# YOUR INSTRUCTIONS
Each record needs to be echoed exactly; can you do that?

* start *

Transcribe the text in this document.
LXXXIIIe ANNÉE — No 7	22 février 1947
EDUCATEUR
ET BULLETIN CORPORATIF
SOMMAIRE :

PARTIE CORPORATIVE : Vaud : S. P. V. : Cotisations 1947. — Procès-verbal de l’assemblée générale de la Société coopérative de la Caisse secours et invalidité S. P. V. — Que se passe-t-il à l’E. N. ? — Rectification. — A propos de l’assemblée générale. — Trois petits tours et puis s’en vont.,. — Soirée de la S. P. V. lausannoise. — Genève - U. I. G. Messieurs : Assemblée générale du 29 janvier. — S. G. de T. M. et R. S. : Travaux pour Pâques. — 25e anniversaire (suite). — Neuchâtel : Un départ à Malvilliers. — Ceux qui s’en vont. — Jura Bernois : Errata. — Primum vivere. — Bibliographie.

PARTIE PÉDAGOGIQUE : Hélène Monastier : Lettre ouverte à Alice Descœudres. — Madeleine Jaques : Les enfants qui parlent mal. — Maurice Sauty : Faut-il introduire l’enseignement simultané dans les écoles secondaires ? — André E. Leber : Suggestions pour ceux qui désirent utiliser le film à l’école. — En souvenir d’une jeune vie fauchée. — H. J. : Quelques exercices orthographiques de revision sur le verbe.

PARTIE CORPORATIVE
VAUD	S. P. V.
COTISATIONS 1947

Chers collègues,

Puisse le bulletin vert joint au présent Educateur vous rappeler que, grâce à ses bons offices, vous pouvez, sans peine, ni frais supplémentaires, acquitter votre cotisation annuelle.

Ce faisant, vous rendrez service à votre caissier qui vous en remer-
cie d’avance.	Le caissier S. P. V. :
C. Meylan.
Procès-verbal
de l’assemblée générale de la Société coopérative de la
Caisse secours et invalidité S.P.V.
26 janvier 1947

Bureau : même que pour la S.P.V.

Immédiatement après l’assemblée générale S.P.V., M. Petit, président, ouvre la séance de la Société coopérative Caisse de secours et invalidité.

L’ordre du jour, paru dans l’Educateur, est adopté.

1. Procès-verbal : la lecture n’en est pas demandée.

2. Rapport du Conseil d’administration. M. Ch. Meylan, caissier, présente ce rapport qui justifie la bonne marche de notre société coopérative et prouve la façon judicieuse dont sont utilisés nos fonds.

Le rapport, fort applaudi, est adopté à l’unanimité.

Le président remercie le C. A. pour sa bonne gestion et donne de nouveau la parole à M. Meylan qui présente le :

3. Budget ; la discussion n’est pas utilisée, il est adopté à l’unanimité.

* end *

# TASK RESPONSE
Transcribe the text in this document.
LXXXIIIe ANNÉE — No 7	22 février 1947
EDUCATEUR
ET BULLETIN CORPORATIF
SOMMAIRE :

PARTIE CORPORATIVE : Vaud : S. P. V. : Cotisations 1947. — Procès-verbal de l’assemblée générale de la Société coopérative de la Caisse secours et invalidité S. P. V. — Que se passe-t-il à l’E. N. ? — Rectification. — A propos de l’assemblée générale. — Trois petits tours et puis s’en vont.,. — Soirée de la S. P. V. lausannoise. — Genève - U. I. G. Messieurs : Assemblée générale du 29 janvier. — S. G. de T. M. et R. S. : Travaux pour Pâques. — 25e anniversaire (suite). — Neuchâtel : Un départ à Malvilliers. — Ceux qui s’en vont. — Jura Bernois : Errata. — Primum vivere. — Bibliographie.

PARTIE PÉDAGOGIQUE : Hélène Monastier : Lettre ouverte à Alice Descœudres. — Madeleine Jaques : Les enfants qui parlent mal. — Maurice Sauty : Faut-il introduire l’enseignement simultané dans les écoles secondaires ? — André E. Leber : Suggestions pour ceux qui désirent utiliser le film à l’école. — En souvenir d’une jeune vie fauchée. — H. J. : Quelques exercices orthographiques de revision sur le verbe.

PARTIE CORPORATIVE
VAUD	S. P. V.
COTISATIONS 1947

Chers collègues,

Puisse le bulletin vert joint au présent Educateur vous rappeler que, grâce à ses bons offices, vous pouvez, sans peine, ni frais supplémentaires, acquitter votre cotisation annuelle.

Ce faisant, vous rendrez service à votre caissier qui vous en remer-
cie d’avance.	Le caissier S. P. V. :
C. Meylan.
Procès-verbal
de l’assemblée générale de la Société coopérative de la
Caisse secours et invalidité S.P.V.
26 janvier 1947

Bureau : même que pour la S.P.V.

Immédiatement après l’assemblée générale S.P.V., M. Petit, président, ouvre la séance de la Société coopérative Caisse de secours et invalidité.

L’ordre du jour, paru dans l’Educateur, est adopté.

1. Procès-verbal : la lecture n’en est pas demandée.

2. Rapport du Conseil d’administration. M. Ch. Meylan, caissier, présente ce rapport qui justifie la bonne marche de notre société coopérative et prouve la façon judicieuse dont sont utilisés nos fonds.

Le rapport, fort applaudi, est adopté à l’unanimité.

Le président remercie le C. A. pour sa bonne gestion et donne de nouveau la parole à M. Meylan qui présente le :

3. Budget ; la discussion n’est pas utilisée, il est adopté à l’unanimité.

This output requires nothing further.